◆ **WRITTEN REQUEST**: Check each line of the listing for the string "PRESIDENTE", then state how many lines have it. Only the number is wanted.

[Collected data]
====================

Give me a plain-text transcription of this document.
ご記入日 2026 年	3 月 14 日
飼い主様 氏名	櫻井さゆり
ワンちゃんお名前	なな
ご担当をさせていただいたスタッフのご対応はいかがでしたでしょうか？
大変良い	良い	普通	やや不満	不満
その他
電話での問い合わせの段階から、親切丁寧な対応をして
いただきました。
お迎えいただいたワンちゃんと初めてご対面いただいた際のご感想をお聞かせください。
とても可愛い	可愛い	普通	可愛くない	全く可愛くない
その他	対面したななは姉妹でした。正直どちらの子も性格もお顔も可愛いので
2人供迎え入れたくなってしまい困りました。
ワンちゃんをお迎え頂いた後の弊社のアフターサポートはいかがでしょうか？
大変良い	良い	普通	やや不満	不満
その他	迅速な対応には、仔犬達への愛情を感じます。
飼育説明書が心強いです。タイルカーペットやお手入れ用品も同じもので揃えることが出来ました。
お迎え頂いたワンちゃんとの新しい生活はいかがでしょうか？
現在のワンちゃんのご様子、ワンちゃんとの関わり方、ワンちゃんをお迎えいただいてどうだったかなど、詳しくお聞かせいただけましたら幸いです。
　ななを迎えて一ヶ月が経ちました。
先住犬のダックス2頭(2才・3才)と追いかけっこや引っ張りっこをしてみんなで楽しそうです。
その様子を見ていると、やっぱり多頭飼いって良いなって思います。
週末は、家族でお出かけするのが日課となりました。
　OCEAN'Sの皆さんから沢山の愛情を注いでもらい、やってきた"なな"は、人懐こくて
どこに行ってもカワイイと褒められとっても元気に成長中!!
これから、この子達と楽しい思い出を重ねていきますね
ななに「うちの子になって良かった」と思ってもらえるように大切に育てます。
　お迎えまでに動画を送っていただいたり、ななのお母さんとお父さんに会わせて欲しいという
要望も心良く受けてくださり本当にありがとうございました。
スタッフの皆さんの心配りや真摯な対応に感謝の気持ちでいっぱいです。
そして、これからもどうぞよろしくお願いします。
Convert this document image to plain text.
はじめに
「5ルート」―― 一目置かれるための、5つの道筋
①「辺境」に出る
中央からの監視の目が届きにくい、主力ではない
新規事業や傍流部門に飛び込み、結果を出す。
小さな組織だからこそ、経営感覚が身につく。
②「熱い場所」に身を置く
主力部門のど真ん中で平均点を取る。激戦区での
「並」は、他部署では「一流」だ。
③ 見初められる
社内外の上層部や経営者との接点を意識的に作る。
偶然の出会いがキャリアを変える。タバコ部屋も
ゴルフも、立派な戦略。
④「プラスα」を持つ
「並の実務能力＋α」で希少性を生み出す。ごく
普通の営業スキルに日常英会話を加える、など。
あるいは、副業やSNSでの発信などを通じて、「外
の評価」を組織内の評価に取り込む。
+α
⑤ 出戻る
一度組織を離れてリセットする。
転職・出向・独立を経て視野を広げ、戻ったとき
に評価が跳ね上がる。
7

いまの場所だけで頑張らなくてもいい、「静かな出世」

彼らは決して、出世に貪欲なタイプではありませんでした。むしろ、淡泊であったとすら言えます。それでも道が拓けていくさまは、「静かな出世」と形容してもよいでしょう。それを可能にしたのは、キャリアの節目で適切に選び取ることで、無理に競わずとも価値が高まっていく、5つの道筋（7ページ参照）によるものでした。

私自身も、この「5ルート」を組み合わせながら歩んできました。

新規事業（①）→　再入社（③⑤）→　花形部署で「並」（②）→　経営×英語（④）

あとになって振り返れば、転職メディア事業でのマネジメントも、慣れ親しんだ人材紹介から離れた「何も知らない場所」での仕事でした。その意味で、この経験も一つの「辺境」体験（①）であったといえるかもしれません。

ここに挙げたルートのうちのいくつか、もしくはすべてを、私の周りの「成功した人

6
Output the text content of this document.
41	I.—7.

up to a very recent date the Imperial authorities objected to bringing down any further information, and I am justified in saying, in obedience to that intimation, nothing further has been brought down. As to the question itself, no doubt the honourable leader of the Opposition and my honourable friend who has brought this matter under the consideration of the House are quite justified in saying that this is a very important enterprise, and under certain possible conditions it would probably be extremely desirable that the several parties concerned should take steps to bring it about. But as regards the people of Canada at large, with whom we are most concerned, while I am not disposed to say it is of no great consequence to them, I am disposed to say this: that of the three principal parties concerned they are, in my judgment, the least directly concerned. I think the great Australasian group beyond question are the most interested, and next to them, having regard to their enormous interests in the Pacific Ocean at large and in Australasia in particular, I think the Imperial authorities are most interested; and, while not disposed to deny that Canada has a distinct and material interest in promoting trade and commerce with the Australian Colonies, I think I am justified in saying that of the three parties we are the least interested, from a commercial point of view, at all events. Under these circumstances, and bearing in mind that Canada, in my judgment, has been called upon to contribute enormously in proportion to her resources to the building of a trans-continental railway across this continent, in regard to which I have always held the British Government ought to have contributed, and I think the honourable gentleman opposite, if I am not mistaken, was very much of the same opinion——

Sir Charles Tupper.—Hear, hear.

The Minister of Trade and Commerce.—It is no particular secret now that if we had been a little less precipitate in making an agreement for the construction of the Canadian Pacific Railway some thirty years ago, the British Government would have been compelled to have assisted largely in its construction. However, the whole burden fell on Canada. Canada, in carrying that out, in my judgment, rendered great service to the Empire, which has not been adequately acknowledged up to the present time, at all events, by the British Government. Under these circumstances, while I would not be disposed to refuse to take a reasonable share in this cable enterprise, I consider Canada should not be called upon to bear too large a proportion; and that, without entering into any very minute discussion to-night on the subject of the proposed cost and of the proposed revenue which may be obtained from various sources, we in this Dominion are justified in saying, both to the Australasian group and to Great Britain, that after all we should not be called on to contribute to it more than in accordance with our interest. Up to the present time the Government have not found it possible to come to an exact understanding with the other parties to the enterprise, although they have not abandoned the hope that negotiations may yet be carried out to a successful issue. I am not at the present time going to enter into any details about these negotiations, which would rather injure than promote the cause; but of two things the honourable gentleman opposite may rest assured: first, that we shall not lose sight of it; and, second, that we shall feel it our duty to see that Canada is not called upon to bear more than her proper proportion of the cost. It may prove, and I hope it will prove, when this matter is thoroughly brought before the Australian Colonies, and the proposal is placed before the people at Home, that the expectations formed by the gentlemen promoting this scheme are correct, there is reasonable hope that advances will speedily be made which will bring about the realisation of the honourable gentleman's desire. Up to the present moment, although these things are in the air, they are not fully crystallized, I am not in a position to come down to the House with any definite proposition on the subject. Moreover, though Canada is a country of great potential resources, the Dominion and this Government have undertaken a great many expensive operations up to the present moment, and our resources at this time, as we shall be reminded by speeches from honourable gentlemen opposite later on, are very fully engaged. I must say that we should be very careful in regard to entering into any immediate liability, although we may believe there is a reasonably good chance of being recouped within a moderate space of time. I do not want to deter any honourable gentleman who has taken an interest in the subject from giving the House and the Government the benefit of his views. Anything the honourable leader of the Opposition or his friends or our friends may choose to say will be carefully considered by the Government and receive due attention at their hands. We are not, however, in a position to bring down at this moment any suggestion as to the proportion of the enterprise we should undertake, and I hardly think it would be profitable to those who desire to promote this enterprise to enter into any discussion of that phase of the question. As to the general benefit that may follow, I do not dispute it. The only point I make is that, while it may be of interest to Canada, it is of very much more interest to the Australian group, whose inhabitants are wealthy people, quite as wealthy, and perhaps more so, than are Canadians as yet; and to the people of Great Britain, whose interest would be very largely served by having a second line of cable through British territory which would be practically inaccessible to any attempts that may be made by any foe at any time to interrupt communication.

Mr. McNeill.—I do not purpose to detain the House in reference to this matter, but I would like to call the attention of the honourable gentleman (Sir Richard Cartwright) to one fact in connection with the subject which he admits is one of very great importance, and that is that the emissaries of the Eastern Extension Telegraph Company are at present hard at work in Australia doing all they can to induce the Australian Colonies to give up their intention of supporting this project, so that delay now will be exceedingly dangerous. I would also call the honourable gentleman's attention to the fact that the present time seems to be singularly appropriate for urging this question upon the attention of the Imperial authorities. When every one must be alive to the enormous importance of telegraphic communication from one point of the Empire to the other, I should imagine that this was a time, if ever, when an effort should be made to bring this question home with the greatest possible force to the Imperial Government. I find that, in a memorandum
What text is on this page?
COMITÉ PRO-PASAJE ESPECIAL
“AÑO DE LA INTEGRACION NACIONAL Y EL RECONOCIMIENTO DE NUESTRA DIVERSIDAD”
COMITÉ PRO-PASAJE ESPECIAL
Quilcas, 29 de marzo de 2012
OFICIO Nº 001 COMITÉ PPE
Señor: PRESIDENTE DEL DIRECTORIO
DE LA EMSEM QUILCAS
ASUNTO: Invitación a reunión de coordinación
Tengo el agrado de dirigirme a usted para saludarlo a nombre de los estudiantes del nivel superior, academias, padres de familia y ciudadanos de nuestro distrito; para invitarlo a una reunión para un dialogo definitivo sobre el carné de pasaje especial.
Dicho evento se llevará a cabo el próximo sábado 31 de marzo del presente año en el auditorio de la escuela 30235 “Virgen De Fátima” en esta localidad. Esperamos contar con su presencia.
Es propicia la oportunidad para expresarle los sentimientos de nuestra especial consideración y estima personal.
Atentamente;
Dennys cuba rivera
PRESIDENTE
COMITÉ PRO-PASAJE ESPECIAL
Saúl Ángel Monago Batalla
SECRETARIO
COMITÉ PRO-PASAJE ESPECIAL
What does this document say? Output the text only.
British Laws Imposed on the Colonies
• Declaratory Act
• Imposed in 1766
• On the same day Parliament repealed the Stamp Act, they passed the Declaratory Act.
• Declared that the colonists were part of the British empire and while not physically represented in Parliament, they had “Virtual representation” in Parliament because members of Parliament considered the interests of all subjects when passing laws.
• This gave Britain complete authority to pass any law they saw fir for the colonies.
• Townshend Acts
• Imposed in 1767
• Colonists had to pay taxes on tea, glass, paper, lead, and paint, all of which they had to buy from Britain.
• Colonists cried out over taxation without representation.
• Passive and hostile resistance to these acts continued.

====================

◆ **RESULT**: 2